▸ Exercise brief:
Print each line of the listing once more, precisely as given.

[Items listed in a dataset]

>> START

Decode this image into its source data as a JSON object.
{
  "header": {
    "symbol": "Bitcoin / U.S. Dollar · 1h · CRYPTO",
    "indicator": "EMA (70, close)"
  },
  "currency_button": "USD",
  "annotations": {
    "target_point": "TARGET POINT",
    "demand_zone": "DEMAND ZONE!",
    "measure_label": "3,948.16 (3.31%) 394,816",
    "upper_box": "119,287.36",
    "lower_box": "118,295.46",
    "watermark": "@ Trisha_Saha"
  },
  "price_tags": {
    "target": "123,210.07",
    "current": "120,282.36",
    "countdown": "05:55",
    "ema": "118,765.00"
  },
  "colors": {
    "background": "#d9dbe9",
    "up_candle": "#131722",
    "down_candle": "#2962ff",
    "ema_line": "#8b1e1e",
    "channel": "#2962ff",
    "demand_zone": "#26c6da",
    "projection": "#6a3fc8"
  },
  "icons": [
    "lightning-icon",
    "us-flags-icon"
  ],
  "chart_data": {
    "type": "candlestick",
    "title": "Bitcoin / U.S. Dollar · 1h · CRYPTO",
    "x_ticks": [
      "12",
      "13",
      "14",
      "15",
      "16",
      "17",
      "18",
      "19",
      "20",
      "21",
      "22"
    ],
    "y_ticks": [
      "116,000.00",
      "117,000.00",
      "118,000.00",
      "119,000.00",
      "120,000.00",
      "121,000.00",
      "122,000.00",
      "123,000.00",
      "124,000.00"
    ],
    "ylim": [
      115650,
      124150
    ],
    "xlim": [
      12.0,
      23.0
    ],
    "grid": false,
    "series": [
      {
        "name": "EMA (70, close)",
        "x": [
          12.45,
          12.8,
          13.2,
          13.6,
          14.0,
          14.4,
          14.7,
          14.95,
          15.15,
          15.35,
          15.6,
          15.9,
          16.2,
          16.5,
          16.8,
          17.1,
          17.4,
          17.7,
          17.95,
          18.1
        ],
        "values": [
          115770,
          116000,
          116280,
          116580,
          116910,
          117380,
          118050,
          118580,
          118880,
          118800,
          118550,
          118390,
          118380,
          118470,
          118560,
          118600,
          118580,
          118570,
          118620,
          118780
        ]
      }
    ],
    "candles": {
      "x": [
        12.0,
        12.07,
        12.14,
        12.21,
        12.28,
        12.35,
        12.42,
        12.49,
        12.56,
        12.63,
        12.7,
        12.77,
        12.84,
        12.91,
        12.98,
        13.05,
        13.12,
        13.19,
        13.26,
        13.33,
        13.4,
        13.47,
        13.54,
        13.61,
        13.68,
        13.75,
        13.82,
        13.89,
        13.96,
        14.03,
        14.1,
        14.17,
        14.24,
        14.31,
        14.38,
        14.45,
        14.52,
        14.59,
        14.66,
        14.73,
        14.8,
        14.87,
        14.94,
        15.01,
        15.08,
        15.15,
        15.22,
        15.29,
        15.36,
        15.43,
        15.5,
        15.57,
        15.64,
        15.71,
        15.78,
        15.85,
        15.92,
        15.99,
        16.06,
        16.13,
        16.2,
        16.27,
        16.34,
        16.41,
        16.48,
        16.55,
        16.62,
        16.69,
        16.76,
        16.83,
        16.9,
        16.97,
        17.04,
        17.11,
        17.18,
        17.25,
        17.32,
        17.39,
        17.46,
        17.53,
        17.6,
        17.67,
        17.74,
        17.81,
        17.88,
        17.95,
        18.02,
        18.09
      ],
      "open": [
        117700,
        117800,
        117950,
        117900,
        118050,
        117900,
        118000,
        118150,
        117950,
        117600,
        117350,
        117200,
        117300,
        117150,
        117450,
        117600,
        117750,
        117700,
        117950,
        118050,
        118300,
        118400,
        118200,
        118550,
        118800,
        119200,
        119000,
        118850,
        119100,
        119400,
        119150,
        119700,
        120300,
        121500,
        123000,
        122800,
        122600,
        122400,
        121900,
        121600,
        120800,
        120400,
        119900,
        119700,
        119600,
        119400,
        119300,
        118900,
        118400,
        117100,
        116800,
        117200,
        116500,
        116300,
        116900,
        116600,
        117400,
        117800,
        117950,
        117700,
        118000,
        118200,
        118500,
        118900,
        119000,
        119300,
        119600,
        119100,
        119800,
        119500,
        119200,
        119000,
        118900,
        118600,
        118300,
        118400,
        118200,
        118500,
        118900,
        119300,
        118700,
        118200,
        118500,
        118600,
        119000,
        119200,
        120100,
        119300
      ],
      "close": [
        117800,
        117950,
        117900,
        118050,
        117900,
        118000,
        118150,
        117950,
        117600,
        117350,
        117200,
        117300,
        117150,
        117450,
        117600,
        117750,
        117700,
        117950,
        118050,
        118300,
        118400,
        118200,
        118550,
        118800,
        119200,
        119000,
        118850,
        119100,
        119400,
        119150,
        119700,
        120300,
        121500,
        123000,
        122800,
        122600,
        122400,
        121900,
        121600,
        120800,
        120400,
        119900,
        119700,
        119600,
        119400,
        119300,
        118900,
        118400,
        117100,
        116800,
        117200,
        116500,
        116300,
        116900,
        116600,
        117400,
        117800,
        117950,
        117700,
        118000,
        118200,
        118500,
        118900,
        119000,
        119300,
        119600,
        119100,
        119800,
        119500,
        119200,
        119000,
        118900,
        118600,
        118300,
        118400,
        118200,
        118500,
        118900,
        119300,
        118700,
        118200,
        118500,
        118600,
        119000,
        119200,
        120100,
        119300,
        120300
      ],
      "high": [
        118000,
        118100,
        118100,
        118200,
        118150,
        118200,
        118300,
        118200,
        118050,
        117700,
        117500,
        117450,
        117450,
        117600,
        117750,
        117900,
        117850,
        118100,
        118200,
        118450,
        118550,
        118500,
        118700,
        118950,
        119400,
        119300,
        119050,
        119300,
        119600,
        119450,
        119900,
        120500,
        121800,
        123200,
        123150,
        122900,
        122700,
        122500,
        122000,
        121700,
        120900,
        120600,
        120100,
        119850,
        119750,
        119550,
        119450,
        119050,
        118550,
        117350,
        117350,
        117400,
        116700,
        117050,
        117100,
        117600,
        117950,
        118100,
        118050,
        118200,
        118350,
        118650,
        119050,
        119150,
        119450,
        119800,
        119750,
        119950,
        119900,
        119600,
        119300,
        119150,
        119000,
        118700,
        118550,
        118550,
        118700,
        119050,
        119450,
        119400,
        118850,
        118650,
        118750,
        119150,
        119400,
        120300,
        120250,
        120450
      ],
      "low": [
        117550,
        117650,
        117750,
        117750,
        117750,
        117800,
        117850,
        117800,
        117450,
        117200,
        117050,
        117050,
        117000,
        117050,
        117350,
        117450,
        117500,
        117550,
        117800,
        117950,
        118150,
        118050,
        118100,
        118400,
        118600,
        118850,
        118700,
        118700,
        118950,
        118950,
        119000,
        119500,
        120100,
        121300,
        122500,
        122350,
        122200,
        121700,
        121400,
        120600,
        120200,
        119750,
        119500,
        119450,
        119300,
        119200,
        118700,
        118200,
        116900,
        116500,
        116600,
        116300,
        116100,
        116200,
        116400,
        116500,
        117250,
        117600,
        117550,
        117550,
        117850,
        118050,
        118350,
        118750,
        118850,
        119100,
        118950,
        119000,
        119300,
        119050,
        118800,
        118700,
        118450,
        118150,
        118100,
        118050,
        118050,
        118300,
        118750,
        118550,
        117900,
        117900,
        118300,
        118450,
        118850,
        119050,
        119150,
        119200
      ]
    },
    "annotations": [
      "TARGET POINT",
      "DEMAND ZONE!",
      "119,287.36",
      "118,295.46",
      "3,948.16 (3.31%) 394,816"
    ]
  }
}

>> END

▸ Task output:
Decode this image into its source data as a JSON object.
{
  "header": {
    "symbol": "Bitcoin / U.S. Dollar · 1h · CRYPTO",
    "indicator": "EMA (70, close)"
  },
  "currency_button": "USD",
  "annotations": {
    "target_point": "TARGET POINT",
    "demand_zone": "DEMAND ZONE!",
    "measure_label": "3,948.16 (3.31%) 394,816",
    "upper_box": "119,287.36",
    "lower_box": "118,295.46",
    "watermark": "@ Trisha_Saha"
  },
  "price_tags": {
    "target": "123,210.07",
    "current": "120,282.36",
    "countdown": "05:55",
    "ema": "118,765.00"
  },
  "colors": {
    "background": "#d9dbe9",
    "up_candle": "#131722",
    "down_candle": "#2962ff",
    "ema_line": "#8b1e1e",
    "channel": "#2962ff",
    "demand_zone": "#26c6da",
    "projection": "#6a3fc8"
  },
  "icons": [
    "lightning-icon",
    "us-flags-icon"
  ],
  "chart_data": {
    "type": "candlestick",
    "title": "Bitcoin / U.S. Dollar · 1h · CRYPTO",
    "x_ticks": [
      "12",
      "13",
      "14",
      "15",
      "16",
      "17",
      "18",
      "19",
      "20",
      "21",
      "22"
    ],
    "y_ticks": [
      "116,000.00",
      "117,000.00",
      "118,000.00",
      "119,000.00",
      "120,000.00",
      "121,000.00",
      "122,000.00",
      "123,000.00",
      "124,000.00"
    ],
    "ylim": [
      115650,
      124150
    ],
    "xlim": [
      12.0,
      23.0
    ],
    "grid": false,
    "series": [
      {
        "name": "EMA (70, close)",
        "x": [
          12.45,
          12.8,
          13.2,
          13.6,
          14.0,
          14.4,
          14.7,
          14.95,
          15.15,
          15.35,
          15.6,
          15.9,
          16.2,
          16.5,
          16.8,
          17.1,
          17.4,
          17.7,
          17.95,
          18.1
        ],
        "values": [
          115770,
          116000,
          116280,
          116580,
          116910,
          117380,
          118050,
          118580,
          118880,
          118800,
          118550,
          118390,
          118380,
          118470,
          118560,
          118600,
          118580,
          118570,
          118620,
          118780
        ]
      }
    ],
    "candles": {
      "x": [
        12.0,
        12.07,
        12.14,
        12.21,
        12.28,
        12.35,
        12.42,
        12.49,
        12.56,
        12.63,
        12.7,
        12.77,
        12.84,
        12.91,
        12.98,
        13.05,
        13.12,
        13.19,
        13.26,
        13.33,
        13.4,
        13.47,
        13.54,
        13.61,
        13.68,
        13.75,
        13.82,
        13.89,
        13.96,
        14.03,
        14.1,
        14.17,
        14.24,
        14.31,
        14.38,
        14.45,
        14.52,
        14.59,
        14.66,
        14.73,
        14.8,
        14.87,
        14.94,
        15.01,
        15.08,
        15.15,
        15.22,
        15.29,
        15.36,
        15.43,
        15.5,
        15.57,
        15.64,
        15.71,
        15.78,
        15.85,
        15.92,
        15.99,
        16.06,
        16.13,
        16.2,
        16.27,
        16.34,
        16.41,
        16.48,
        16.55,
        16.62,
        16.69,
        16.76,
        16.83,
        16.9,
        16.97,
        17.04,
        17.11,
        17.18,
        17.25,
        17.32,
        17.39,
        17.46,
        17.53,
        17.6,
        17.67,
        17.74,
        17.81,
        17.88,
        17.95,
        18.02,
        18.09
      ],
      "open": [
        117700,
        117800,
        117950,
        117900,
        118050,
        117900,
        118000,
        118150,
        117950,
        117600,
        117350,
        117200,
        117300,
        117150,
        117450,
        117600,
        117750,
        117700,
        117950,
        118050,
        118300,
        118400,
        118200,
        118550,
        118800,
        119200,
        119000,
        118850,
        119100,
        119400,
        119150,
        119700,
        120300,
        121500,
        123000,
        122800,
        122600,
        122400,
        121900,
        121600,
        120800,
        120400,
        119900,
        119700,
        119600,
        119400,
        119300,
        118900,
        118400,
        117100,
        116800,
        117200,
        116500,
        116300,
        116900,
        116600,
        117400,
        117800,
        117950,
        117700,
        118000,
        118200,
        118500,
        118900,
        119000,
        119300,
        119600,
        119100,
        119800,
        119500,
        119200,
        119000,
        118900,
        118600,
        118300,
        118400,
        118200,
        118500,
        118900,
        119300,
        118700,
        118200,
        118500,
        118600,
        119000,
        119200,
        120100,
        119300
      ],
      "close": [
        117800,
        117950,
        117900,
        118050,
        117900,
        118000,
        118150,
        117950,
        117600,
        117350,
        117200,
        117300,
        117150,
        117450,
        117600,
        117750,
        117700,
        117950,
        118050,
        118300,
        118400,
        118200,
        118550,
        118800,
        119200,
        119000,
        118850,
        119100,
        119400,
        119150,
        119700,
        120300,
        121500,
        123000,
        122800,
        122600,
        122400,
        121900,
        121600,
        120800,
        120400,
        119900,
        119700,
        119600,
        119400,
        119300,
        118900,
        118400,
        117100,
        116800,
        117200,
        116500,
        116300,
        116900,
        116600,
        117400,
        117800,
        117950,
        117700,
        118000,
        118200,
        118500,
        118900,
        119000,
        119300,
        119600,
        119100,
        119800,
        119500,
        119200,
        119000,
        118900,
        118600,
        118300,
        118400,
        118200,
        118500,
        118900,
        119300,
        118700,
        118200,
        118500,
        118600,
        119000,
        119200,
        120100,
        119300,
        120300
      ],
      "high": [
        118000,
        118100,
        118100,
        118200,
        118150,
        118200,
        118300,
        118200,
        118050,
        117700,
        117500,
        117450,
        117450,
        117600,
        117750,
        117900,
        117850,
        118100,
        118200,
        118450,
        118550,
        118500,
        118700,
        118950,
        119400,
        119300,
        119050,
        119300,
        119600,
        119450,
        119900,
        120500,
        121800,
        123200,
        123150,
        122900,
        122700,
        122500,
        122000,
        121700,
        120900,
        120600,
        120100,
        119850,
        119750,
        119550,
        119450,
        119050,
        118550,
        117350,
        117350,
        117400,
        116700,
        117050,
        117100,
        117600,
        117950,
        118100,
        118050,
        118200,
        118350,
        118650,
        119050,
        119150,
        119450,
        119800,
        119750,
        119950,
        119900,
        119600,
        119300,
        119150,
        119000,
        118700,
        118550,
        118550,
        118700,
        119050,
        119450,
        119400,
        118850,
        118650,
        118750,
        119150,
        119400,
        120300,
        120250,
        120450
      ],
      "low": [
        117550,
        117650,
        117750,
        117750,
        117750,
        117800,
        117850,
        117800,
        117450,
        117200,
        117050,
        117050,
        117000,
        117050,
        117350,
        117450,
        117500,
        117550,
        117800,
        117950,
        118150,
        118050,
        118100,
        118400,
        118600,
        118850,
        118700,
        118700,
        118950,
        118950,
        119000,
        119500,
        120100,
        121300,
        122500,
        122350,
        122200,
        121700,
        121400,
        120600,
        120200,
        119750,
        119500,
        119450,
        119300,
        119200,
        118700,
        118200,
        116900,
        116500,
        116600,
        116300,
        116100,
        116200,
        116400,
        116500,
        117250,
        117600,
        117550,
        117550,
        117850,
        118050,
        118350,
        118750,
        118850,
        119100,
        118950,
        119000,
        119300,
        119050,
        118800,
        118700,
        118450,
        118150,
        118100,
        118050,
        118050,
        118300,
        118750,
        118550,
        117900,
        117900,
        118300,
        118450,
        118850,
        119050,
        119150,
        119200
      ]
    },
    "annotations": [
      "TARGET POINT",
      "DEMAND ZONE!",
      "119,287.36",
      "118,295.46",
      "3,948.16 (3.31%) 394,816"
    ]
  }
}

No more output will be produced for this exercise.